● AIM OF THE EXERCISE
Pick out each line of the records in which the word "تقدم" appears.

● GIVEN DATA

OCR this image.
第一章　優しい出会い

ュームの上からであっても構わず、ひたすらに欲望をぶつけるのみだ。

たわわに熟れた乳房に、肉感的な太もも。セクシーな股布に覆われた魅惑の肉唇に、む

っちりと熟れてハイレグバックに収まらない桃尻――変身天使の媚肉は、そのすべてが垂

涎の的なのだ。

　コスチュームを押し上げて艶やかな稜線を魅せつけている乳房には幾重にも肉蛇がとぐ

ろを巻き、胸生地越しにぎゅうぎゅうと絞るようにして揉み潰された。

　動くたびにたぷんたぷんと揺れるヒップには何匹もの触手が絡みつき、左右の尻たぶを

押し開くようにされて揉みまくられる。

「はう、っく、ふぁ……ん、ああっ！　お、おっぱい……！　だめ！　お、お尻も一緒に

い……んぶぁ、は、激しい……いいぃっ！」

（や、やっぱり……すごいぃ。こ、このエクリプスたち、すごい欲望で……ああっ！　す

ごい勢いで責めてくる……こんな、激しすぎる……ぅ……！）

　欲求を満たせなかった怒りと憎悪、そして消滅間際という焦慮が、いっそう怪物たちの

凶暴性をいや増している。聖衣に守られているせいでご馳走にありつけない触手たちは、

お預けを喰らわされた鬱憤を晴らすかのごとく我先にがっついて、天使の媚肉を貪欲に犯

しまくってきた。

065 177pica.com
--
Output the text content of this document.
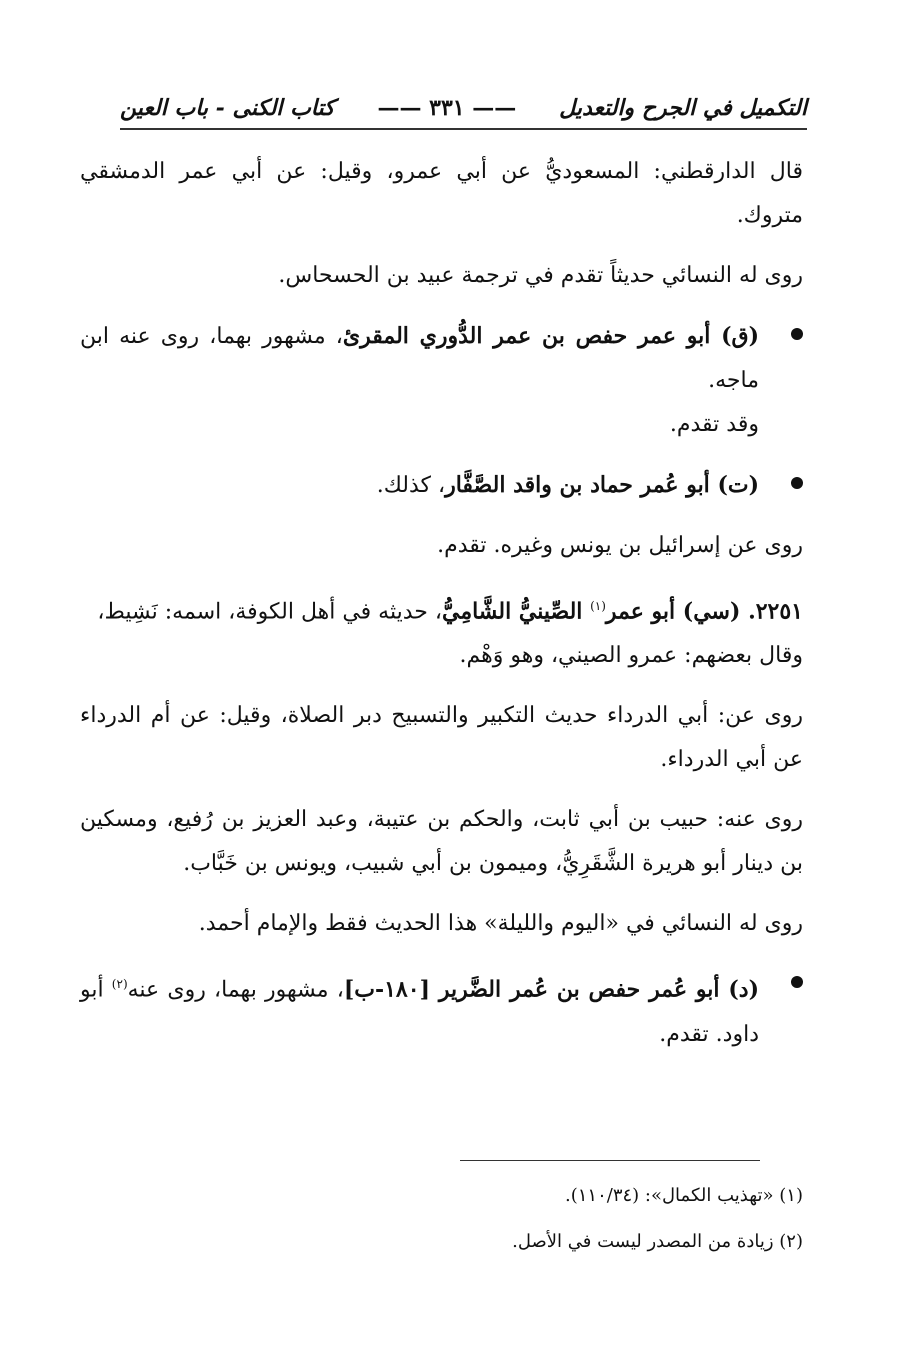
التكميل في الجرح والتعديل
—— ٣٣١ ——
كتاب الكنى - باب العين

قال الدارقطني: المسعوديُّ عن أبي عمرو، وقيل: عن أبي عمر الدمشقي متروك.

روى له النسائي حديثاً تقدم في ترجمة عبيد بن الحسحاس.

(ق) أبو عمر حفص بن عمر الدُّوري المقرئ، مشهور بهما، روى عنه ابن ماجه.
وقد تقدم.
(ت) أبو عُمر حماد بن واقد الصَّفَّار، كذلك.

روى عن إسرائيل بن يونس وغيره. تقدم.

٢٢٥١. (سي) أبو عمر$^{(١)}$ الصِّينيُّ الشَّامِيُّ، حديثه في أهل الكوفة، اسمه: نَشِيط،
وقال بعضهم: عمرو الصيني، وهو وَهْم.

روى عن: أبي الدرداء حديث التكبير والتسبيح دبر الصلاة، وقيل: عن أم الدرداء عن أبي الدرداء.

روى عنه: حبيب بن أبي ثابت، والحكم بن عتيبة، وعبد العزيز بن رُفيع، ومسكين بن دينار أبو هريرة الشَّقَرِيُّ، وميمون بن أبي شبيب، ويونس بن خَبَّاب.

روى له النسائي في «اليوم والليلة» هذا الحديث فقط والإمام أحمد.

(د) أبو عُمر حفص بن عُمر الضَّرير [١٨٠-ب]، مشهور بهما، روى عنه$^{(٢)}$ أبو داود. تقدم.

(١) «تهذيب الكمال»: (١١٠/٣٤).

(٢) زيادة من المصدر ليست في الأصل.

● RESULT BELOW
روى له النسائي حديثاً تقدم في ترجمة عبيد بن الحسحاس.
وقد تقدم.
روى عن إسرائيل بن يونس وغيره. تقدم.
(د) أبو عُمر حفص بن عُمر الضَّرير [١٨٠-ب]، مشهور بهما، روى عنه$^{(٢)}$ أبو داود. تقدم.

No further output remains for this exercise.